(Beginning of DATA EXTRACTS)
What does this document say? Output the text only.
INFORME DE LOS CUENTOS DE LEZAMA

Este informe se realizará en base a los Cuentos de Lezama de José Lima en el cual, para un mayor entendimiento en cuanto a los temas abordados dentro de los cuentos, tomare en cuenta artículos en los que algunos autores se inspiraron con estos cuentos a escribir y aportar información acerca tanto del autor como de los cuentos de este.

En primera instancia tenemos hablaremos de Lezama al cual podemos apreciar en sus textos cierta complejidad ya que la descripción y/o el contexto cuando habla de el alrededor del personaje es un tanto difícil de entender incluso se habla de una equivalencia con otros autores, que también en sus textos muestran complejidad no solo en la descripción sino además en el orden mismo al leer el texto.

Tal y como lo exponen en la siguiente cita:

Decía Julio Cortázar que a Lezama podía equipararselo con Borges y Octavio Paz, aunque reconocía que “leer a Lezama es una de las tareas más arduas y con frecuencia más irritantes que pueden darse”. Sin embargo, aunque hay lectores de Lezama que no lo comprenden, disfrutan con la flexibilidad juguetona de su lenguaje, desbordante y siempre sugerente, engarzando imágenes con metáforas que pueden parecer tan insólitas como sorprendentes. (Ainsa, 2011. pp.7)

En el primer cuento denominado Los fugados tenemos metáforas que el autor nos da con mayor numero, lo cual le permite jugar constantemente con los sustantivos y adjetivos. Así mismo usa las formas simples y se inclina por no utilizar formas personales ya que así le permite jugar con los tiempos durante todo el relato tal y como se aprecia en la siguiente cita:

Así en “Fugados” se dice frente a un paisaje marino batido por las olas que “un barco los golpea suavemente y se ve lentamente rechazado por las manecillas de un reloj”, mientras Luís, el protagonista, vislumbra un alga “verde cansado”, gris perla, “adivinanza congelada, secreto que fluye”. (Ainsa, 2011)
(End of DATA EXTRACTS)
#### TASK DETAILS:
Return the lines containing "leer", taking each one from the listing.

#### WRITTEN RESPONSE:
En primera instancia tenemos hablaremos de Lezama al cual podemos apreciar en sus textos cierta complejidad ya que la descripción y/o el contexto cuando habla de el alrededor del personaje es un tanto difícil de entender incluso se habla de una equivalencia con otros autores, que también en sus textos muestran complejidad no solo en la descripción sino además en el orden mismo al leer el texto.
Decía Julio Cortázar que a Lezama podía equipararselo con Borges y Octavio Paz, aunque reconocía que “leer a Lezama es una de las tareas más arduas y con frecuencia más irritantes que pueden darse”. Sin embargo, aunque hay lectores de Lezama que no lo comprenden, disfrutan con la flexibilidad juguetona de su lenguaje, desbordante y siempre sugerente, engarzando imágenes con metáforas que pueden parecer tan insólitas como sorprendentes. (Ainsa, 2011. pp.7)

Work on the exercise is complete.